## Stored rows
◆ ◆ ◆ ◆

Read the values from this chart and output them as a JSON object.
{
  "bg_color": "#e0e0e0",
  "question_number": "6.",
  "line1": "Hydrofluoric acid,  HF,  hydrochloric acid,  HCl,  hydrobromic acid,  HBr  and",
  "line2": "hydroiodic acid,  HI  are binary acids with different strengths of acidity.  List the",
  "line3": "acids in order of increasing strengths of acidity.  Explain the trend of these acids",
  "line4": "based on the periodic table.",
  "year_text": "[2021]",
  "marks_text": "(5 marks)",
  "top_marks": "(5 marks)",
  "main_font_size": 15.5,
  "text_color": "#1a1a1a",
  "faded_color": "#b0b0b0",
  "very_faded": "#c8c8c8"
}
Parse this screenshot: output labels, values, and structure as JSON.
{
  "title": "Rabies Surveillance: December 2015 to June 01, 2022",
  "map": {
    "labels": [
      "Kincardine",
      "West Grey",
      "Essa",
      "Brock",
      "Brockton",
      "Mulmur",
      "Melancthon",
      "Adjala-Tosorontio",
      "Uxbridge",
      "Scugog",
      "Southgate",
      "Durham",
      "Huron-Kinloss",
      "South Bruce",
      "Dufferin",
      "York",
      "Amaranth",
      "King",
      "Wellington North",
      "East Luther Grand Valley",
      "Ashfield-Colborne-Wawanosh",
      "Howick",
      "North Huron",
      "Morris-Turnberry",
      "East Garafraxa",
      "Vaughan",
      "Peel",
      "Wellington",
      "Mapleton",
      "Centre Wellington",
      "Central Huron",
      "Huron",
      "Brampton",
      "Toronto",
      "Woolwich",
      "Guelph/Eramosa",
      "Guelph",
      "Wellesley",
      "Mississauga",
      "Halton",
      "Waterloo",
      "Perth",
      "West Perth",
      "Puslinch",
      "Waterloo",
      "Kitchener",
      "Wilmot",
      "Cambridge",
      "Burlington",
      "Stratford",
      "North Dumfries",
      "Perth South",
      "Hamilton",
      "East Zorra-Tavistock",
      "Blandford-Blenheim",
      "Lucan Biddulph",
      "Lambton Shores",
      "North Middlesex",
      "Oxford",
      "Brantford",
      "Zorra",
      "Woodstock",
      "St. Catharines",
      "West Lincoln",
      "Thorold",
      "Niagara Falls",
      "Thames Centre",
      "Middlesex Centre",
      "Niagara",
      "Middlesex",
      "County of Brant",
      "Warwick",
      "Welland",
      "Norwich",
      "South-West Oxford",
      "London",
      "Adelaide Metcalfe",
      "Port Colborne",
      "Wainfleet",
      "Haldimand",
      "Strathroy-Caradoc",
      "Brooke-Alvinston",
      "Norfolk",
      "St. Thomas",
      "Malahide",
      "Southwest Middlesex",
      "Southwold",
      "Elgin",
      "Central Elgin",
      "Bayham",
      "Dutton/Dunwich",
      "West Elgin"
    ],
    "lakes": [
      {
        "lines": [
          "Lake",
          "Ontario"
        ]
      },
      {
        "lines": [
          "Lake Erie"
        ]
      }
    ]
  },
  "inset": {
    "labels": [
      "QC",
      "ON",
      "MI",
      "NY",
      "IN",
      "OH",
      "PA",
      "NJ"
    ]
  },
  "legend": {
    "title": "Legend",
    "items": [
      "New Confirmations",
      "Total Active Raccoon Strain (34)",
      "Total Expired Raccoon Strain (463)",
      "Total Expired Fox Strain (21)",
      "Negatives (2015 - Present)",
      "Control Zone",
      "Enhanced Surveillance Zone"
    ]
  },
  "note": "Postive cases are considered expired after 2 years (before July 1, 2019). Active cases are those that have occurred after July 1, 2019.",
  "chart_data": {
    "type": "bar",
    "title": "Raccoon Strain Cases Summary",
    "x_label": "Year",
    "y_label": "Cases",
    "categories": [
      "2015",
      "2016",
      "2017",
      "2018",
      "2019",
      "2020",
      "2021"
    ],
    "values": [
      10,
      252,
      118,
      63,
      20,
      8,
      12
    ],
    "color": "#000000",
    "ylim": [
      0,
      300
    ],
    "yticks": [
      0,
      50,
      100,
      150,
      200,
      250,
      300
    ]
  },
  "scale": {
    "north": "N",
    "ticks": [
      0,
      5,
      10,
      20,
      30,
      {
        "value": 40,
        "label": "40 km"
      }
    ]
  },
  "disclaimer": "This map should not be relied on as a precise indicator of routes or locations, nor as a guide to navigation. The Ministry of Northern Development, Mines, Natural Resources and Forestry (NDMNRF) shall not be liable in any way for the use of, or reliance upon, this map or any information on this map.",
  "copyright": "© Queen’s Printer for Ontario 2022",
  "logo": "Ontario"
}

◆ ◆ ◆ ◆

## What is required
Where a line above contains the word "output", copy that line.

## Answer to the task
Read the values from this chart and output them as a JSON object.
Parse this screenshot: output labels, values, and structure as JSON.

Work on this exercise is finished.